» RECORD EXCERPTS:
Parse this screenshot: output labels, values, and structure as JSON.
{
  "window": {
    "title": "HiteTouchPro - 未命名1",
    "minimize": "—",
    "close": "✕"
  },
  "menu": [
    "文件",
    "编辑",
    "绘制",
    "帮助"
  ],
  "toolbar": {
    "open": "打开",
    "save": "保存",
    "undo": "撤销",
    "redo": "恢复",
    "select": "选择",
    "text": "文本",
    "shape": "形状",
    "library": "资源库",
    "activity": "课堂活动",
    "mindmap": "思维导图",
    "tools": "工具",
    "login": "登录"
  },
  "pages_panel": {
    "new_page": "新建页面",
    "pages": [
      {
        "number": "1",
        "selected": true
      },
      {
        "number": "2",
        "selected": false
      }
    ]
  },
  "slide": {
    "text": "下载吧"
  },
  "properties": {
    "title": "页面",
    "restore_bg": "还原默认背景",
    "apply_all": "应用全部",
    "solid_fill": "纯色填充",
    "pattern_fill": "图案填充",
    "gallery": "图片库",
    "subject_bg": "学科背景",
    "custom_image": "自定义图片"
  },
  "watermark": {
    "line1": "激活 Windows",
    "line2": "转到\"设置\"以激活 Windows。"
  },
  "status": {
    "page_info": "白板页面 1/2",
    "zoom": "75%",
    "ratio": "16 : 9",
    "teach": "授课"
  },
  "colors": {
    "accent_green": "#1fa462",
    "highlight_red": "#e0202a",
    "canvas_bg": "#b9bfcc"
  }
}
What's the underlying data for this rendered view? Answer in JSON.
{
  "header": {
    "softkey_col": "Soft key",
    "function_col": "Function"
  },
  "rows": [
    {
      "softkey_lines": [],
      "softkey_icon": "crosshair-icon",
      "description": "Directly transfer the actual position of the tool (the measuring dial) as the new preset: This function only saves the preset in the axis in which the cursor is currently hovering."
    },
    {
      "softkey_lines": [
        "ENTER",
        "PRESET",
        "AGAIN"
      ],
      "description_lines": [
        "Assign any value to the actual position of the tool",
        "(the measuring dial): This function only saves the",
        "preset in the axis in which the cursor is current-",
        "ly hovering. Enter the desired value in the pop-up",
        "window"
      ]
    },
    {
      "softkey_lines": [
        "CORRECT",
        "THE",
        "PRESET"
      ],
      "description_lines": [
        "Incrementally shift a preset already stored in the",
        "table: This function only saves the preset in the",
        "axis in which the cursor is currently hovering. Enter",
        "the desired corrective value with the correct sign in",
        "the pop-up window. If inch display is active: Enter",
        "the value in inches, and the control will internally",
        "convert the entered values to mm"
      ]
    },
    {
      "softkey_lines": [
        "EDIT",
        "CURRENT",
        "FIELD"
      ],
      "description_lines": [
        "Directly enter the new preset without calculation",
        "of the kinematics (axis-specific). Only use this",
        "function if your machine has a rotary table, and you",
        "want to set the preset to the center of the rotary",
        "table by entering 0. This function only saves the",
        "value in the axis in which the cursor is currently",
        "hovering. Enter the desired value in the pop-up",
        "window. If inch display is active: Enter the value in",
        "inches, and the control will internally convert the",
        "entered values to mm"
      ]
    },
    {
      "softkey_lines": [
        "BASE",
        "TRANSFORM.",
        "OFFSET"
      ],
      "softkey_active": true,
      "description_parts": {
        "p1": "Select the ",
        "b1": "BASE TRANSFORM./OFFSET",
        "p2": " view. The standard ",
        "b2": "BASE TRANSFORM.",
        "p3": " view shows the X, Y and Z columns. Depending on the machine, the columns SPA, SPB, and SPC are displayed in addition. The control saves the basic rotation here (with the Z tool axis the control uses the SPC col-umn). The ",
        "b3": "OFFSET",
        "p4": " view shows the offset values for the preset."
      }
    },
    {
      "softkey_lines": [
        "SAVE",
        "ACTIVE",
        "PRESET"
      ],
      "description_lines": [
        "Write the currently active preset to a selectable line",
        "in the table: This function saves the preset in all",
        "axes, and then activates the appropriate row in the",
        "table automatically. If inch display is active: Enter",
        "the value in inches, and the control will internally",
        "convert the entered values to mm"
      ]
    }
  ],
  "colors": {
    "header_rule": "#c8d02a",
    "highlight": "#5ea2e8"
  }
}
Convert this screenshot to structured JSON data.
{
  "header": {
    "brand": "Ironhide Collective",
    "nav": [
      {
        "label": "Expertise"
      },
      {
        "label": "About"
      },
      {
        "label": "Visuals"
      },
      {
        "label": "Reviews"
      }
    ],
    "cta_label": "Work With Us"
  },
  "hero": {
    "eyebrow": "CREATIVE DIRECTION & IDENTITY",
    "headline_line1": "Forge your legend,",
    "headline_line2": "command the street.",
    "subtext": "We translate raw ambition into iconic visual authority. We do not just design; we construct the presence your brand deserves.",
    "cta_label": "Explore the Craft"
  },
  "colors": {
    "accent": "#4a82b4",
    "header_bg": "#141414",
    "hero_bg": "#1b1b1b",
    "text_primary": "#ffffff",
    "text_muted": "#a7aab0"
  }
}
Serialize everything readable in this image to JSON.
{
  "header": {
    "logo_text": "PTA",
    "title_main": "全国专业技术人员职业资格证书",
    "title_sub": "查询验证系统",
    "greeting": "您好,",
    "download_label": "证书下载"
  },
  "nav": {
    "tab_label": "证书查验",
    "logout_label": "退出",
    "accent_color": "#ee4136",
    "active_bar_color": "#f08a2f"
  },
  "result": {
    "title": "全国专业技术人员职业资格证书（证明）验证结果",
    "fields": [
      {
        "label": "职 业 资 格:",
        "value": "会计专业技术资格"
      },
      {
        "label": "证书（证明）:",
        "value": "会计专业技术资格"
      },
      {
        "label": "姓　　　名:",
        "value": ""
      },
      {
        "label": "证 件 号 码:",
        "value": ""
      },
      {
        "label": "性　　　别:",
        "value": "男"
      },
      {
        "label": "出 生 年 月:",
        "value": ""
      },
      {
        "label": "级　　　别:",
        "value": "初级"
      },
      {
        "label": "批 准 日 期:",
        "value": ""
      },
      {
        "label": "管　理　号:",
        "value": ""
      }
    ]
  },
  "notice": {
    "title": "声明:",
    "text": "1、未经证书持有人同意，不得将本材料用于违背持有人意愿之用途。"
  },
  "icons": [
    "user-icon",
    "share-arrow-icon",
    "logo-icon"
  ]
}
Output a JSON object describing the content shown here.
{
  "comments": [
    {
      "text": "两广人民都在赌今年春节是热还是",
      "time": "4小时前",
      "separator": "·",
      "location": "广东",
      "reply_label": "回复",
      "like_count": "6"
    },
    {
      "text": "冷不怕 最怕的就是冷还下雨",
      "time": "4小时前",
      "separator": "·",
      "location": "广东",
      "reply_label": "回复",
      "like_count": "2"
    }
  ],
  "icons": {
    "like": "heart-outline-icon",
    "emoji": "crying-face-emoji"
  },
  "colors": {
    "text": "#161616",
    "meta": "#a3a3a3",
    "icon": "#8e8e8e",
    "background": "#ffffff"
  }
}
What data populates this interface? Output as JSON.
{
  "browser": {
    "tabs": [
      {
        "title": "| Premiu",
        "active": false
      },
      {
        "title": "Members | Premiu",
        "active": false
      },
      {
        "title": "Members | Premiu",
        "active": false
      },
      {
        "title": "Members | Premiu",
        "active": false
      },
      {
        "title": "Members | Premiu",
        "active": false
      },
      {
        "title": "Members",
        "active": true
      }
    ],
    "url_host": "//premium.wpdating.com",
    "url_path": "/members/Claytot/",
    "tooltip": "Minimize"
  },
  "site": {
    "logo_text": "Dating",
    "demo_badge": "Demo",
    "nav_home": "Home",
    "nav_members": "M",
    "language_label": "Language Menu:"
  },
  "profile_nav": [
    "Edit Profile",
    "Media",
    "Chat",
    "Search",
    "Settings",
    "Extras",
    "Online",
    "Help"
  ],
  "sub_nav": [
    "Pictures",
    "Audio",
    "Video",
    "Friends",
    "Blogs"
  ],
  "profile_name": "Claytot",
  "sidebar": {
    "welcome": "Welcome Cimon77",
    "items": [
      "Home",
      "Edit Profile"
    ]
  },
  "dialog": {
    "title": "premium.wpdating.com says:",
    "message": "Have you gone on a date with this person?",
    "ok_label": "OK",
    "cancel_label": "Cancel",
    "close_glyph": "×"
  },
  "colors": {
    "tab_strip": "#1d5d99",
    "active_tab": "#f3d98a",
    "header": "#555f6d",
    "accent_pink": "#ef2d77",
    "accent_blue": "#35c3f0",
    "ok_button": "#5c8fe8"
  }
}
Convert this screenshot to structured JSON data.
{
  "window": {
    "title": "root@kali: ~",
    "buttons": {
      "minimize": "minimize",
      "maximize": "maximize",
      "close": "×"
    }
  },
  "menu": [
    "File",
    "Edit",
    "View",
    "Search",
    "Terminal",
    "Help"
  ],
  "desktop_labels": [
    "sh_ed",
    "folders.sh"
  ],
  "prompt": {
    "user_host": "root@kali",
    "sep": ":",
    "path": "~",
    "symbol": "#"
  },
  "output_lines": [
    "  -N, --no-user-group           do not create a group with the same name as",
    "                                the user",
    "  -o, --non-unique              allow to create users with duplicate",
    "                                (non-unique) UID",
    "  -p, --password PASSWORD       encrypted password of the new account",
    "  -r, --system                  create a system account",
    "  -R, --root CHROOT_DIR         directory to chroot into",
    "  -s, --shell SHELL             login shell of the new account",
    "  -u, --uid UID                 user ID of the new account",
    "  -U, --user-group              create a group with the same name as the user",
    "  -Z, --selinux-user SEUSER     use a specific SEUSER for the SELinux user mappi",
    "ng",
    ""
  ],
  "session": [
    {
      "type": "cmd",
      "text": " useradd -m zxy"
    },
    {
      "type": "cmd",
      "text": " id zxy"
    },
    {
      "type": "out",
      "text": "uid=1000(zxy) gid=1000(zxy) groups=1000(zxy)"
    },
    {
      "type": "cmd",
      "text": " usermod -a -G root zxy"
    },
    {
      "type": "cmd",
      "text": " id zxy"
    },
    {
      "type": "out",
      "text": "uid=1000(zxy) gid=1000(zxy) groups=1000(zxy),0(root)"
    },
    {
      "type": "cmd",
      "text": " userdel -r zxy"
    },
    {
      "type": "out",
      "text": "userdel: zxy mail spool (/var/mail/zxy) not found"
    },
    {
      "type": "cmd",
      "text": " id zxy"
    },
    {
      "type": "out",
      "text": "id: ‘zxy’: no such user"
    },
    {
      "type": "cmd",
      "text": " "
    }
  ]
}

» SET PROBLEM: Going through the data, tally the lines containing "hovering" and report only the result.

» EXERCISE SOLUTION: 4